Records from a data collection:
-- begin --

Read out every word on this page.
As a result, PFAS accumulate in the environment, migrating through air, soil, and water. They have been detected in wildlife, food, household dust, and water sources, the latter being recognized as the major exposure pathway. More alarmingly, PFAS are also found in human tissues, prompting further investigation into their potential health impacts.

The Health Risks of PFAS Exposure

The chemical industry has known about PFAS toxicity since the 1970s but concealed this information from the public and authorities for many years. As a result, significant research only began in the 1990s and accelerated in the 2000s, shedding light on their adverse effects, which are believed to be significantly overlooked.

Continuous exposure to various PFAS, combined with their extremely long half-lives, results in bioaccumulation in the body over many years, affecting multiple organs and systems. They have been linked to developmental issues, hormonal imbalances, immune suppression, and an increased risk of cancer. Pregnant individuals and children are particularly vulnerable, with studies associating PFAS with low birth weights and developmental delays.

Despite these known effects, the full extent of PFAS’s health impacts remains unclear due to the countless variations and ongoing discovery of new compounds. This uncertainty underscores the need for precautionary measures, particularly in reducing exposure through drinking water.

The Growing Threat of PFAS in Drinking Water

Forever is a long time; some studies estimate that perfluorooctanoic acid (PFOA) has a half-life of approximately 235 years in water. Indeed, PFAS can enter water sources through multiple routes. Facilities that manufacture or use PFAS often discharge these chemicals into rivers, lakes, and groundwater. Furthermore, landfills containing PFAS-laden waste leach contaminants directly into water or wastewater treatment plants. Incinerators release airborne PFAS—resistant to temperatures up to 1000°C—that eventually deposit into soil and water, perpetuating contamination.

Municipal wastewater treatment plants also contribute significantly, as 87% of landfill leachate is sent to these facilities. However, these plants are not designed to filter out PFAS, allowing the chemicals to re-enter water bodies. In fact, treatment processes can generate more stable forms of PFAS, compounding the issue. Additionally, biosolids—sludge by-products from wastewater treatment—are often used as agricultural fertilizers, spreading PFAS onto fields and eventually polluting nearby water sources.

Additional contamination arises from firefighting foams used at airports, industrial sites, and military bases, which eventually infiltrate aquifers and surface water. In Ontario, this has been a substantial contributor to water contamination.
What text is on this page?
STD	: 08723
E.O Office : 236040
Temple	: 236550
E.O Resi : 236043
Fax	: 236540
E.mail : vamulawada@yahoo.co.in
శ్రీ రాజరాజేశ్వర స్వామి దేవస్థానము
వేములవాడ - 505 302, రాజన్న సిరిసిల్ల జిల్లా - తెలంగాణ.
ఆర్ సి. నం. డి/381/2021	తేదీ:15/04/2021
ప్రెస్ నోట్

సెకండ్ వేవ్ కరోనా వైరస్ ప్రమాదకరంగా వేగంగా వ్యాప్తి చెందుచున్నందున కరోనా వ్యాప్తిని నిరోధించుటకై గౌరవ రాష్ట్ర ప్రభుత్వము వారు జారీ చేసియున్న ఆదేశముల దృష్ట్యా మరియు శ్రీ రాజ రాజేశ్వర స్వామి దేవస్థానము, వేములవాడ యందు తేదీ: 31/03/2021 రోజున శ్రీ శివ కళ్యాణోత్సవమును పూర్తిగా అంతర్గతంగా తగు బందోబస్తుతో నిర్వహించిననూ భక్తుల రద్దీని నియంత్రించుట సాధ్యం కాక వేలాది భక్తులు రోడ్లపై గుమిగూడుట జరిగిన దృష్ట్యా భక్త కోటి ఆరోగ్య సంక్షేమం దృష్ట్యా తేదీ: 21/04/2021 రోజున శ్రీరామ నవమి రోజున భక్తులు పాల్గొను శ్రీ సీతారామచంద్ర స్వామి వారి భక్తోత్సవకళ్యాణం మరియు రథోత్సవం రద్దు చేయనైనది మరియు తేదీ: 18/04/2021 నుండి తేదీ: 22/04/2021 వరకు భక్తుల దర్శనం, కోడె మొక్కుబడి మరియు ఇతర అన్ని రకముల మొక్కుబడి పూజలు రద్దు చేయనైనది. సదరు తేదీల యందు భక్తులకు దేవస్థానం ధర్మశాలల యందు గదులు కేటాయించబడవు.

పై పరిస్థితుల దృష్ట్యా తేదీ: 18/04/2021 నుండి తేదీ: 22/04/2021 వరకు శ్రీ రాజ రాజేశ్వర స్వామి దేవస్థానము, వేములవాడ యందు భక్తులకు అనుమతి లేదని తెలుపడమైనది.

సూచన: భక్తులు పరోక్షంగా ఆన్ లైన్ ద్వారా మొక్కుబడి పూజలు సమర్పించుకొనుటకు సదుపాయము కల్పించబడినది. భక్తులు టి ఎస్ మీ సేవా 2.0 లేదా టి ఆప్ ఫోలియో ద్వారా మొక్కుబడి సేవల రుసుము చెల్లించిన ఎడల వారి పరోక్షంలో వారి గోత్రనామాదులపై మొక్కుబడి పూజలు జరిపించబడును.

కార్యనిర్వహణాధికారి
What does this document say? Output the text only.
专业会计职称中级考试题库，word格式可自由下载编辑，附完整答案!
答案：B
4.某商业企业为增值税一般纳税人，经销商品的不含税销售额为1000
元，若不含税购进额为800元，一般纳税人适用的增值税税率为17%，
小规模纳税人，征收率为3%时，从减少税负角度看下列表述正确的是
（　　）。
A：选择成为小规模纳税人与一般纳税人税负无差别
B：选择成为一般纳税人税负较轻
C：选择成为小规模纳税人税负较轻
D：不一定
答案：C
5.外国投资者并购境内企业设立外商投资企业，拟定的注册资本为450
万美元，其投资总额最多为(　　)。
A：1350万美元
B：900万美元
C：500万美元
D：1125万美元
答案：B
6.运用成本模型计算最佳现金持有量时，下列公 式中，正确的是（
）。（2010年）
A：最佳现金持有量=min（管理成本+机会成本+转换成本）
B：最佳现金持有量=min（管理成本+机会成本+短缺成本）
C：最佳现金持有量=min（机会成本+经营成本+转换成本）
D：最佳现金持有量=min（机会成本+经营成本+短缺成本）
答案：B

-- end --

Task to carry out:
In the entries above, identify every line with the word "转换成本". Copy those lines.

Task result:
A：最佳现金持有量=min（管理成本+机会成本+转换成本）
C：最佳现金持有量=min（机会成本+经营成本+转换成本）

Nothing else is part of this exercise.